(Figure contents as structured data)
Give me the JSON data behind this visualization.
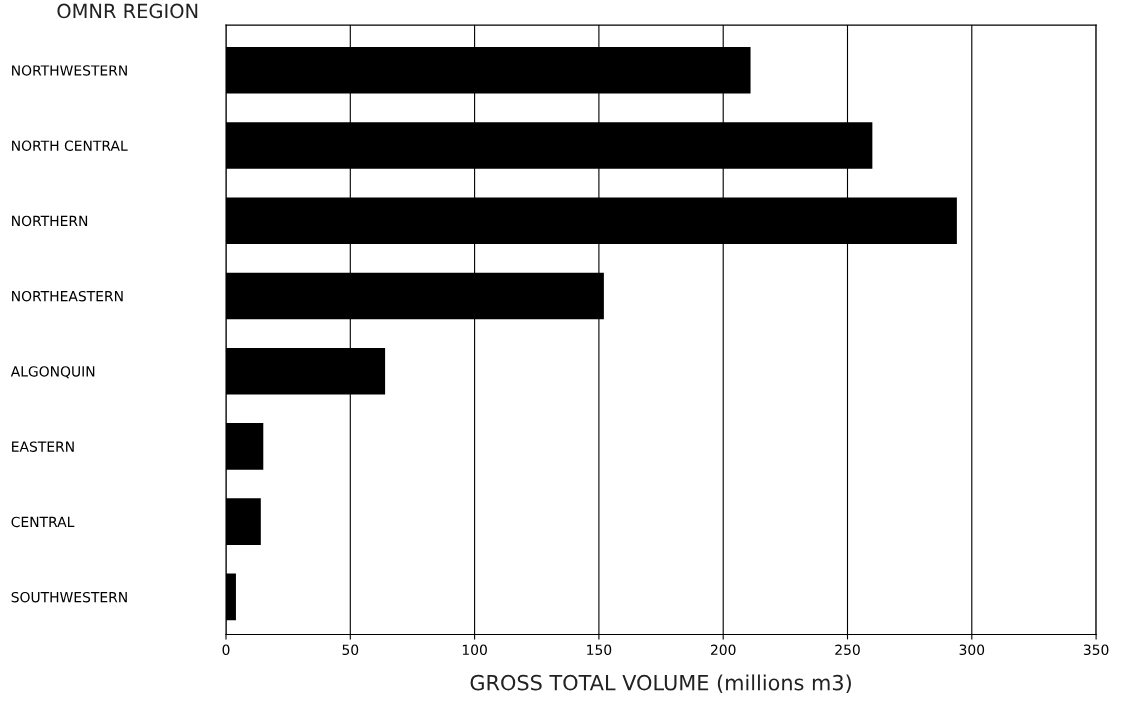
{
  "chart_data": {
    "type": "bar",
    "orientation": "horizontal",
    "ylabel": "OMNR REGION",
    "xlabel": "GROSS TOTAL VOLUME (millions m3)",
    "categories": [
      "NORTHWESTERN",
      "NORTH CENTRAL",
      "NORTHERN",
      "NORTHEASTERN",
      "ALGONQUIN",
      "EASTERN",
      "CENTRAL",
      "SOUTHWESTERN"
    ],
    "values": [
      211,
      260,
      294,
      152,
      64,
      15,
      14,
      4
    ],
    "color": "#000000",
    "xlim": [
      0,
      350
    ],
    "xticks": [
      0,
      50,
      100,
      150,
      200,
      250,
      300,
      350
    ],
    "grid": "x",
    "legend": false
  }
}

Given instruction = Without the pictures, repeat the listing above exactly.

Task answer =
Give me the JSON data behind this visualization.
{
  "chart_data": {
    "type": "bar",
    "orientation": "horizontal",
    "ylabel": "OMNR REGION",
    "xlabel": "GROSS TOTAL VOLUME (millions m3)",
    "categories": [
      "NORTHWESTERN",
      "NORTH CENTRAL",
      "NORTHERN",
      "NORTHEASTERN",
      "ALGONQUIN",
      "EASTERN",
      "CENTRAL",
      "SOUTHWESTERN"
    ],
    "values": [
      211,
      260,
      294,
      152,
      64,
      15,
      14,
      4
    ],
    "color": "#000000",
    "xlim": [
      0,
      350
    ],
    "xticks": [
      0,
      50,
      100,
      150,
      200,
      250,
      300,
      350
    ],
    "grid": "x",
    "legend": false
  }
}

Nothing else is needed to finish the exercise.